• **Short exercise**:
How many of the lines below contain "sender"? Answer with that number alone.

((

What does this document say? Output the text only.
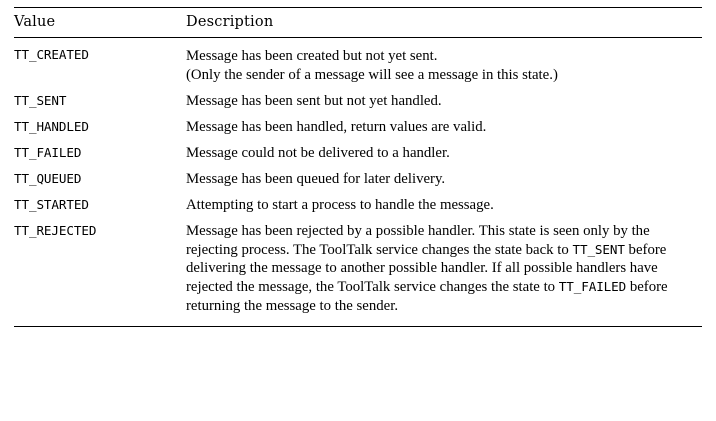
Value	Description

TT_CREATED	Message has been created but not yet sent.
(Only the sender of a message will see a message in this state.)

TT_SENT	Message has been sent but not yet handled.

TT_HANDLED	Message has been handled, return values are valid.

TT_FAILED	Message could not be delivered to a handler.

TT_QUEUED	Message has been queued for later delivery.

TT_STARTED	Attempting to start a process to handle the message.

TT_REJECTED	Message has been rejected by a possible handler. This state is seen only by the rejecting process. The ToolTalk service changes the state back to TT_SENT before delivering the message to another possible handler. If all possible handlers have rejected the message, the ToolTalk service changes the state to TT_FAILED before returning the message to the sender.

))

• **Full answer**:
2